Instructions for the task. Will you extract the entries word for word? Images should not appear in the copy.

[Start of Entries shown]

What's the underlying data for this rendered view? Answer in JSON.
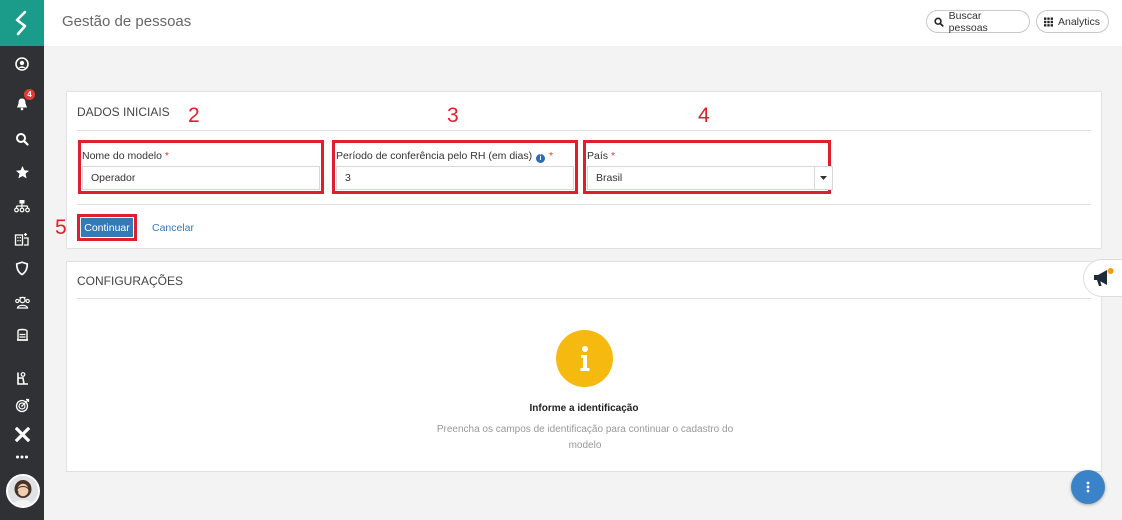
{
  "header": {
    "title": "Gestão de pessoas",
    "search_button": "Buscar pessoas",
    "analytics_button": "Analytics"
  },
  "sidebar": {
    "notification_count": "4",
    "icons": [
      "user-circle-icon",
      "bell-icon",
      "search-icon",
      "star-icon",
      "org-chart-icon",
      "building-icon",
      "shield-icon",
      "team-icon",
      "briefcase-icon",
      "person-desk-icon",
      "target-icon",
      "x-icon",
      "more-icon"
    ]
  },
  "form": {
    "section_title": "DADOS INICIAIS",
    "fields": [
      {
        "label": "Nome do modelo",
        "required": "*",
        "value": "Operador"
      },
      {
        "label": "Período de conferência pelo RH (em dias)",
        "required": "*",
        "value": "3"
      },
      {
        "label": "País",
        "required": "*",
        "value": "Brasil"
      }
    ],
    "submit_label": "Continuar",
    "cancel_label": "Cancelar"
  },
  "annotations": [
    "2",
    "3",
    "4",
    "5"
  ],
  "config": {
    "section_title": "CONFIGURAÇÕES",
    "empty_title": "Informe a identificação",
    "empty_desc": "Preencha os campos de identificação para continuar o cadastro do modelo"
  },
  "colors": {
    "sidebar": "#2f3135",
    "brand": "#1b9c8a",
    "primary": "#337ab7",
    "annotation": "#e01f2d",
    "info": "#f6b90f"
  }
}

[End of Entries shown]

Reply to the exercise.
What's the underlying data for this rendered view? Answer in JSON.
{
  "header": {
    "title": "Gestão de pessoas",
    "search_button": "Buscar pessoas",
    "analytics_button": "Analytics"
  },
  "sidebar": {
    "notification_count": "4",
    "icons": [
      "user-circle-icon",
      "bell-icon",
      "search-icon",
      "star-icon",
      "org-chart-icon",
      "building-icon",
      "shield-icon",
      "team-icon",
      "briefcase-icon",
      "person-desk-icon",
      "target-icon",
      "x-icon",
      "more-icon"
    ]
  },
  "form": {
    "section_title": "DADOS INICIAIS",
    "fields": [
      {
        "label": "Nome do modelo",
        "required": "*",
        "value": "Operador"
      },
      {
        "label": "Período de conferência pelo RH (em dias)",
        "required": "*",
        "value": "3"
      },
      {
        "label": "País",
        "required": "*",
        "value": "Brasil"
      }
    ],
    "submit_label": "Continuar",
    "cancel_label": "Cancelar"
  },
  "annotations": [
    "2",
    "3",
    "4",
    "5"
  ],
  "config": {
    "section_title": "CONFIGURAÇÕES",
    "empty_title": "Informe a identificação",
    "empty_desc": "Preencha os campos de identificação para continuar o cadastro do modelo"
  },
  "colors": {
    "sidebar": "#2f3135",
    "brand": "#1b9c8a",
    "primary": "#337ab7",
    "annotation": "#e01f2d",
    "info": "#f6b90f"
  }
}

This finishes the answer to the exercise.